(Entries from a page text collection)
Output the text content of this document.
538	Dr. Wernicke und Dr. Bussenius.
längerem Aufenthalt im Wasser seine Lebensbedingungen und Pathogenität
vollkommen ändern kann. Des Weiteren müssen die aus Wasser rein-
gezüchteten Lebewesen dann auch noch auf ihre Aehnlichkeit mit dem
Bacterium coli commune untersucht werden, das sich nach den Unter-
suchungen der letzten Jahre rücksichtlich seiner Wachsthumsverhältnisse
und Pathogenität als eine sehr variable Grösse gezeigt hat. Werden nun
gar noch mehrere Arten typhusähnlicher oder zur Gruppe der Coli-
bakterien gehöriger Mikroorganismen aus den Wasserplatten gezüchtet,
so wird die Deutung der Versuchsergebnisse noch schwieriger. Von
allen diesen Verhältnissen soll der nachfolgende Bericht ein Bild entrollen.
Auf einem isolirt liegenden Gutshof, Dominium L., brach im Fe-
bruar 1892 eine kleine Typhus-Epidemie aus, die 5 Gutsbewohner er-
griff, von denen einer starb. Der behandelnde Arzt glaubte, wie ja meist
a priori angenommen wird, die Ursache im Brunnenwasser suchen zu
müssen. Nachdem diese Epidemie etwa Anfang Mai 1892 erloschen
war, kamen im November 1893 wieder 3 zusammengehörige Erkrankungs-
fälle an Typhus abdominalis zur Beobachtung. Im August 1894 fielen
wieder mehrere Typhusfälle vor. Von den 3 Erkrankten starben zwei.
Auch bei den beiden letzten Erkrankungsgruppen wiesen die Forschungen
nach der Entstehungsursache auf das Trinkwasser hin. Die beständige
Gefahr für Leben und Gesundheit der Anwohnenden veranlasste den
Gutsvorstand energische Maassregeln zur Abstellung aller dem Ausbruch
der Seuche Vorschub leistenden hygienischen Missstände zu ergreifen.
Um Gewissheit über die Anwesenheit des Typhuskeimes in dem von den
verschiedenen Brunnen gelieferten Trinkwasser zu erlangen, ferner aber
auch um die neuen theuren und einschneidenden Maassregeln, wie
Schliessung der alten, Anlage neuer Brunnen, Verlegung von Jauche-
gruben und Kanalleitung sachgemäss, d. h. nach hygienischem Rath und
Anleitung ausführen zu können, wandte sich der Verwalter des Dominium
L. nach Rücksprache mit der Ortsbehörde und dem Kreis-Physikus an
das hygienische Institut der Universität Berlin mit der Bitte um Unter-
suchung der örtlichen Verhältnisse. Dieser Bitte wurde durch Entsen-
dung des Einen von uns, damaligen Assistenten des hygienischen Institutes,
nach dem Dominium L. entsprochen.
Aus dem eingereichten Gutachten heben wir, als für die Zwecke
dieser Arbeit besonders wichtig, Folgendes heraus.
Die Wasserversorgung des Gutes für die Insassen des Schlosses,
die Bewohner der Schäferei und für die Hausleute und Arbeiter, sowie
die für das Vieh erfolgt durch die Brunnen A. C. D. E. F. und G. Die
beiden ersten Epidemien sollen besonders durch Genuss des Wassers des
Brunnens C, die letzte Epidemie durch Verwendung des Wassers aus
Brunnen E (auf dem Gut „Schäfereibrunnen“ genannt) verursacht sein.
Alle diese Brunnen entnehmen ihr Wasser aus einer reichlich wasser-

(Work instruction): Search the data above for the string "wird". Report every line where it is found.

(Answer area):
so wird die Deutung der Versuchsergebnisse noch schwieriger. Von
a priori angenommen wird, die Ursache im Brunnenwasser suchen zu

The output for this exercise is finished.